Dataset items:
··········
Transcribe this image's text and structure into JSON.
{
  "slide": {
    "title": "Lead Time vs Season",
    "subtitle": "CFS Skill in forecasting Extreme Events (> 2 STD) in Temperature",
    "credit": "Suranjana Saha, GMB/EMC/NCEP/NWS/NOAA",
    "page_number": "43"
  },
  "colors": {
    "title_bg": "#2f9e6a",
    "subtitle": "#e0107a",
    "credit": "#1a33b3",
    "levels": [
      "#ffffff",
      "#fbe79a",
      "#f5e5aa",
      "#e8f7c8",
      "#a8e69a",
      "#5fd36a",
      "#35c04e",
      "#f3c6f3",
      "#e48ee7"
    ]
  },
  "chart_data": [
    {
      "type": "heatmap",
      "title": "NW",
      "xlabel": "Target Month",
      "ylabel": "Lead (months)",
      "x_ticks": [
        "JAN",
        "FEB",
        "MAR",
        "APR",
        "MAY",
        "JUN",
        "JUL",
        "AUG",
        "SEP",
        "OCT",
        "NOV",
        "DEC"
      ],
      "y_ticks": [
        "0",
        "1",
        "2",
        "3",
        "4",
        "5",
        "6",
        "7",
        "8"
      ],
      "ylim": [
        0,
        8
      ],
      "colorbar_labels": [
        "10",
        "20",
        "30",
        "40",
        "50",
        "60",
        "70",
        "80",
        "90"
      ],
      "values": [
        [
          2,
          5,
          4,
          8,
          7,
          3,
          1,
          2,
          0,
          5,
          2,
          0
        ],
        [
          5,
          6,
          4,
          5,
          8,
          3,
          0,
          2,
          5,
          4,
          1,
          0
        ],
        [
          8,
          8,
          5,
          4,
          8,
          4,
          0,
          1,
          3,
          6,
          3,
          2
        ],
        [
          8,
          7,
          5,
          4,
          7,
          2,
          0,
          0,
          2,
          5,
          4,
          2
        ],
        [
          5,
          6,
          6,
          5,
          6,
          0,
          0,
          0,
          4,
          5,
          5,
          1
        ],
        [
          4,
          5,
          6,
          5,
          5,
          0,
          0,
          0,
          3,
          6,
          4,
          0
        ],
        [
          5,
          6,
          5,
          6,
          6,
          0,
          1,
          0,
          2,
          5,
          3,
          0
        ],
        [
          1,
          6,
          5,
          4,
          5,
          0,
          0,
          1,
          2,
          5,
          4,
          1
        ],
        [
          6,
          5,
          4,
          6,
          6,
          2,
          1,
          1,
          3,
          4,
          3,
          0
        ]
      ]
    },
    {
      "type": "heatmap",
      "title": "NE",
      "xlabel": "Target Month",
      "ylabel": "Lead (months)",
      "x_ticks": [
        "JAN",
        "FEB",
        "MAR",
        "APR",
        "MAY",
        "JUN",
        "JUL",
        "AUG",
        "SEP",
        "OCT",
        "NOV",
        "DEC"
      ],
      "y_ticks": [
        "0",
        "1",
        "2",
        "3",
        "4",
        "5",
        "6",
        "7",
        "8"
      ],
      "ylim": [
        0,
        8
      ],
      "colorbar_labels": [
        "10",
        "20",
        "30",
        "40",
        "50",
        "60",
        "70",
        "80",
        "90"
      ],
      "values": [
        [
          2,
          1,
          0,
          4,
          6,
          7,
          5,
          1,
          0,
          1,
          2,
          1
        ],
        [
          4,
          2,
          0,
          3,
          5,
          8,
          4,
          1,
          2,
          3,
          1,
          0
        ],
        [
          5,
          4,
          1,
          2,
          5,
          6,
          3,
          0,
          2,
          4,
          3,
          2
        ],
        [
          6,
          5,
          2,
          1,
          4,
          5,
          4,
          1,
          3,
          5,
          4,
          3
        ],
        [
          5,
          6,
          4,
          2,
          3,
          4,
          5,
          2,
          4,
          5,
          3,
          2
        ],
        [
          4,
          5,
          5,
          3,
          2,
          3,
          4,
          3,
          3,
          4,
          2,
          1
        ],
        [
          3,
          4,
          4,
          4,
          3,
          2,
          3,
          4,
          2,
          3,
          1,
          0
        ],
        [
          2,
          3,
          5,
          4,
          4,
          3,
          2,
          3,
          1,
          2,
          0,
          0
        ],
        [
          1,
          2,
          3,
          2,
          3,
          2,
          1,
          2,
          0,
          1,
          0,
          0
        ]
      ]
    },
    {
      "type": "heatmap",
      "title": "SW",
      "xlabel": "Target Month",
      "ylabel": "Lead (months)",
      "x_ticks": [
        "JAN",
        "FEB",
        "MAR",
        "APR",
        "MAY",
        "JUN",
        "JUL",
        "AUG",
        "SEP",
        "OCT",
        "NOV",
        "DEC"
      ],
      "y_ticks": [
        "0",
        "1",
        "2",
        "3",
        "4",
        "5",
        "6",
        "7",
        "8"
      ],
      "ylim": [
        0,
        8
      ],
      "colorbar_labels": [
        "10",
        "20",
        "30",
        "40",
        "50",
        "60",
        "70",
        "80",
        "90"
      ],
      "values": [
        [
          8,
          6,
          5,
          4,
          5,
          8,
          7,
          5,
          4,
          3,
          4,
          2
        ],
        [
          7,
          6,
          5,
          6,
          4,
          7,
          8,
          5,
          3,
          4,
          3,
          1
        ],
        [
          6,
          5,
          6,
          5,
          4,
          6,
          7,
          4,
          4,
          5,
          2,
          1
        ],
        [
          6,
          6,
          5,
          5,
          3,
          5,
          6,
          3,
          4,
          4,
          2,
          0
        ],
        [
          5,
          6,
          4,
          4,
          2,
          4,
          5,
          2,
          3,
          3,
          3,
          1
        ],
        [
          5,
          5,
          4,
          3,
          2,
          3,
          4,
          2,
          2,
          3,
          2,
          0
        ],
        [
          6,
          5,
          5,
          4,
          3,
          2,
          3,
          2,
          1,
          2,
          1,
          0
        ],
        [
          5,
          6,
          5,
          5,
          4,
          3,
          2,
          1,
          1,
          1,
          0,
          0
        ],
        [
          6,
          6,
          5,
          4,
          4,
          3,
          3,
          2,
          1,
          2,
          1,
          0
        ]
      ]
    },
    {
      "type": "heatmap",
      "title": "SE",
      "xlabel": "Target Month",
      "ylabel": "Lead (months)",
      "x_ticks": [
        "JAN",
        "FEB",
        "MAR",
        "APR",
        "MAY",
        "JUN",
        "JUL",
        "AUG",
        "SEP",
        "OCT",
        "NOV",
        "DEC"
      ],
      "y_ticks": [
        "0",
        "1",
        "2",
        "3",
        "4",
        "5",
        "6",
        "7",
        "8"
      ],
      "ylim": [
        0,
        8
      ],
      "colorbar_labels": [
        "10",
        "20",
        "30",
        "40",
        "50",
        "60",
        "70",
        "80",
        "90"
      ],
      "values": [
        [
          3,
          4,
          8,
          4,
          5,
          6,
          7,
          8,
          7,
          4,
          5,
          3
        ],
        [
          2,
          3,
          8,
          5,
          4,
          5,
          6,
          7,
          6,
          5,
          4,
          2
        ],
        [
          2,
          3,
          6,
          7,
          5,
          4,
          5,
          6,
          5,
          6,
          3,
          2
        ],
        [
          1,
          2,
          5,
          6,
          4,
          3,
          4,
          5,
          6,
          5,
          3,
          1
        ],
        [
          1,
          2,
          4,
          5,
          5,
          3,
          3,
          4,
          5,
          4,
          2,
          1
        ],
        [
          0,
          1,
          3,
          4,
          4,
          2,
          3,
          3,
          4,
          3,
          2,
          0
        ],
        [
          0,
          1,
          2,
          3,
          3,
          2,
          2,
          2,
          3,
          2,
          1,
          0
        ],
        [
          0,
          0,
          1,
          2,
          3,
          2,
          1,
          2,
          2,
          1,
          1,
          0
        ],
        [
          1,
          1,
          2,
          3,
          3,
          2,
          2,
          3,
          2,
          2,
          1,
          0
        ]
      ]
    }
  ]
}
··········
§ Goal
Output every line above without altering anything.

§ Response
Transcribe this image's text and structure into JSON.
{
  "slide": {
    "title": "Lead Time vs Season",
    "subtitle": "CFS Skill in forecasting Extreme Events (> 2 STD) in Temperature",
    "credit": "Suranjana Saha, GMB/EMC/NCEP/NWS/NOAA",
    "page_number": "43"
  },
  "colors": {
    "title_bg": "#2f9e6a",
    "subtitle": "#e0107a",
    "credit": "#1a33b3",
    "levels": [
      "#ffffff",
      "#fbe79a",
      "#f5e5aa",
      "#e8f7c8",
      "#a8e69a",
      "#5fd36a",
      "#35c04e",
      "#f3c6f3",
      "#e48ee7"
    ]
  },
  "chart_data": [
    {
      "type": "heatmap",
      "title": "NW",
      "xlabel": "Target Month",
      "ylabel": "Lead (months)",
      "x_ticks": [
        "JAN",
        "FEB",
        "MAR",
        "APR",
        "MAY",
        "JUN",
        "JUL",
        "AUG",
        "SEP",
        "OCT",
        "NOV",
        "DEC"
      ],
      "y_ticks": [
        "0",
        "1",
        "2",
        "3",
        "4",
        "5",
        "6",
        "7",
        "8"
      ],
      "ylim": [
        0,
        8
      ],
      "colorbar_labels": [
        "10",
        "20",
        "30",
        "40",
        "50",
        "60",
        "70",
        "80",
        "90"
      ],
      "values": [
        [
          2,
          5,
          4,
          8,
          7,
          3,
          1,
          2,
          0,
          5,
          2,
          0
        ],
        [
          5,
          6,
          4,
          5,
          8,
          3,
          0,
          2,
          5,
          4,
          1,
          0
        ],
        [
          8,
          8,
          5,
          4,
          8,
          4,
          0,
          1,
          3,
          6,
          3,
          2
        ],
        [
          8,
          7,
          5,
          4,
          7,
          2,
          0,
          0,
          2,
          5,
          4,
          2
        ],
        [
          5,
          6,
          6,
          5,
          6,
          0,
          0,
          0,
          4,
          5,
          5,
          1
        ],
        [
          4,
          5,
          6,
          5,
          5,
          0,
          0,
          0,
          3,
          6,
          4,
          0
        ],
        [
          5,
          6,
          5,
          6,
          6,
          0,
          1,
          0,
          2,
          5,
          3,
          0
        ],
        [
          1,
          6,
          5,
          4,
          5,
          0,
          0,
          1,
          2,
          5,
          4,
          1
        ],
        [
          6,
          5,
          4,
          6,
          6,
          2,
          1,
          1,
          3,
          4,
          3,
          0
        ]
      ]
    },
    {
      "type": "heatmap",
      "title": "NE",
      "xlabel": "Target Month",
      "ylabel": "Lead (months)",
      "x_ticks": [
        "JAN",
        "FEB",
        "MAR",
        "APR",
        "MAY",
        "JUN",
        "JUL",
        "AUG",
        "SEP",
        "OCT",
        "NOV",
        "DEC"
      ],
      "y_ticks": [
        "0",
        "1",
        "2",
        "3",
        "4",
        "5",
        "6",
        "7",
        "8"
      ],
      "ylim": [
        0,
        8
      ],
      "colorbar_labels": [
        "10",
        "20",
        "30",
        "40",
        "50",
        "60",
        "70",
        "80",
        "90"
      ],
      "values": [
        [
          2,
          1,
          0,
          4,
          6,
          7,
          5,
          1,
          0,
          1,
          2,
          1
        ],
        [
          4,
          2,
          0,
          3,
          5,
          8,
          4,
          1,
          2,
          3,
          1,
          0
        ],
        [
          5,
          4,
          1,
          2,
          5,
          6,
          3,
          0,
          2,
          4,
          3,
          2
        ],
        [
          6,
          5,
          2,
          1,
          4,
          5,
          4,
          1,
          3,
          5,
          4,
          3
        ],
        [
          5,
          6,
          4,
          2,
          3,
          4,
          5,
          2,
          4,
          5,
          3,
          2
        ],
        [
          4,
          5,
          5,
          3,
          2,
          3,
          4,
          3,
          3,
          4,
          2,
          1
        ],
        [
          3,
          4,
          4,
          4,
          3,
          2,
          3,
          4,
          2,
          3,
          1,
          0
        ],
        [
          2,
          3,
          5,
          4,
          4,
          3,
          2,
          3,
          1,
          2,
          0,
          0
        ],
        [
          1,
          2,
          3,
          2,
          3,
          2,
          1,
          2,
          0,
          1,
          0,
          0
        ]
      ]
    },
    {
      "type": "heatmap",
      "title": "SW",
      "xlabel": "Target Month",
      "ylabel": "Lead (months)",
      "x_ticks": [
        "JAN",
        "FEB",
        "MAR",
        "APR",
        "MAY",
        "JUN",
        "JUL",
        "AUG",
        "SEP",
        "OCT",
        "NOV",
        "DEC"
      ],
      "y_ticks": [
        "0",
        "1",
        "2",
        "3",
        "4",
        "5",
        "6",
        "7",
        "8"
      ],
      "ylim": [
        0,
        8
      ],
      "colorbar_labels": [
        "10",
        "20",
        "30",
        "40",
        "50",
        "60",
        "70",
        "80",
        "90"
      ],
      "values": [
        [
          8,
          6,
          5,
          4,
          5,
          8,
          7,
          5,
          4,
          3,
          4,
          2
        ],
        [
          7,
          6,
          5,
          6,
          4,
          7,
          8,
          5,
          3,
          4,
          3,
          1
        ],
        [
          6,
          5,
          6,
          5,
          4,
          6,
          7,
          4,
          4,
          5,
          2,
          1
        ],
        [
          6,
          6,
          5,
          5,
          3,
          5,
          6,
          3,
          4,
          4,
          2,
          0
        ],
        [
          5,
          6,
          4,
          4,
          2,
          4,
          5,
          2,
          3,
          3,
          3,
          1
        ],
        [
          5,
          5,
          4,
          3,
          2,
          3,
          4,
          2,
          2,
          3,
          2,
          0
        ],
        [
          6,
          5,
          5,
          4,
          3,
          2,
          3,
          2,
          1,
          2,
          1,
          0
        ],
        [
          5,
          6,
          5,
          5,
          4,
          3,
          2,
          1,
          1,
          1,
          0,
          0
        ],
        [
          6,
          6,
          5,
          4,
          4,
          3,
          3,
          2,
          1,
          2,
          1,
          0
        ]
      ]
    },
    {
      "type": "heatmap",
      "title": "SE",
      "xlabel": "Target Month",
      "ylabel": "Lead (months)",
      "x_ticks": [
        "JAN",
        "FEB",
        "MAR",
        "APR",
        "MAY",
        "JUN",
        "JUL",
        "AUG",
        "SEP",
        "OCT",
        "NOV",
        "DEC"
      ],
      "y_ticks": [
        "0",
        "1",
        "2",
        "3",
        "4",
        "5",
        "6",
        "7",
        "8"
      ],
      "ylim": [
        0,
        8
      ],
      "colorbar_labels": [
        "10",
        "20",
        "30",
        "40",
        "50",
        "60",
        "70",
        "80",
        "90"
      ],
      "values": [
        [
          3,
          4,
          8,
          4,
          5,
          6,
          7,
          8,
          7,
          4,
          5,
          3
        ],
        [
          2,
          3,
          8,
          5,
          4,
          5,
          6,
          7,
          6,
          5,
          4,
          2
        ],
        [
          2,
          3,
          6,
          7,
          5,
          4,
          5,
          6,
          5,
          6,
          3,
          2
        ],
        [
          1,
          2,
          5,
          6,
          4,
          3,
          4,
          5,
          6,
          5,
          3,
          1
        ],
        [
          1,
          2,
          4,
          5,
          5,
          3,
          3,
          4,
          5,
          4,
          2,
          1
        ],
        [
          0,
          1,
          3,
          4,
          4,
          2,
          3,
          3,
          4,
          3,
          2,
          0
        ],
        [
          0,
          1,
          2,
          3,
          3,
          2,
          2,
          2,
          3,
          2,
          1,
          0
        ],
        [
          0,
          0,
          1,
          2,
          3,
          2,
          1,
          2,
          2,
          1,
          1,
          0
        ],
        [
          1,
          1,
          2,
          3,
          3,
          2,
          2,
          3,
          2,
          2,
          1,
          0
        ]
      ]
    }
  ]
}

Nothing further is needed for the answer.